[Start LISTED ENTRIES]
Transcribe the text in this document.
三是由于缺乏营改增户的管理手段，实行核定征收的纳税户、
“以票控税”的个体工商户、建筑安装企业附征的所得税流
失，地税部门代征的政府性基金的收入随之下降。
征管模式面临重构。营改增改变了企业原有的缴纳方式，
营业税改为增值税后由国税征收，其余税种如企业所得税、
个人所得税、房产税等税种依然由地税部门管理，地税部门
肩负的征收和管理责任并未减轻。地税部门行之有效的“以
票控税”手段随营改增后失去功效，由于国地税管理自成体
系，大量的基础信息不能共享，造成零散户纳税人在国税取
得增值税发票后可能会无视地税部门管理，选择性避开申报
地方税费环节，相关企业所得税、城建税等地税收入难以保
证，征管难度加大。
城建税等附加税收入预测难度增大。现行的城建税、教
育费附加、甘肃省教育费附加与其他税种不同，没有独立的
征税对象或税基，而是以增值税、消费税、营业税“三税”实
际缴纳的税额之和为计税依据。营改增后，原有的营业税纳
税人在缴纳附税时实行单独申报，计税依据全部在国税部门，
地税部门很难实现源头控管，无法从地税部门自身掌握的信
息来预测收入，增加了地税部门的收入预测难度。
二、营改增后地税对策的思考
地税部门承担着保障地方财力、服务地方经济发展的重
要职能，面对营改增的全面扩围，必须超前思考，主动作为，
[End LISTED ENTRIES]
WRITTEN REQUEST — Extract each line of the material exactly as it stands.

ANSWER —
Transcribe the text in this document.
三是由于缺乏营改增户的管理手段，实行核定征收的纳税户、
“以票控税”的个体工商户、建筑安装企业附征的所得税流
失，地税部门代征的政府性基金的收入随之下降。
征管模式面临重构。营改增改变了企业原有的缴纳方式，
营业税改为增值税后由国税征收，其余税种如企业所得税、
个人所得税、房产税等税种依然由地税部门管理，地税部门
肩负的征收和管理责任并未减轻。地税部门行之有效的“以
票控税”手段随营改增后失去功效，由于国地税管理自成体
系，大量的基础信息不能共享，造成零散户纳税人在国税取
得增值税发票后可能会无视地税部门管理，选择性避开申报
地方税费环节，相关企业所得税、城建税等地税收入难以保
证，征管难度加大。
城建税等附加税收入预测难度增大。现行的城建税、教
育费附加、甘肃省教育费附加与其他税种不同，没有独立的
征税对象或税基，而是以增值税、消费税、营业税“三税”实
际缴纳的税额之和为计税依据。营改增后，原有的营业税纳
税人在缴纳附税时实行单独申报，计税依据全部在国税部门，
地税部门很难实现源头控管，无法从地税部门自身掌握的信
息来预测收入，增加了地税部门的收入预测难度。
二、营改增后地税对策的思考
地税部门承担着保障地方财力、服务地方经济发展的重
要职能，面对营改增的全面扩围，必须超前思考，主动作为，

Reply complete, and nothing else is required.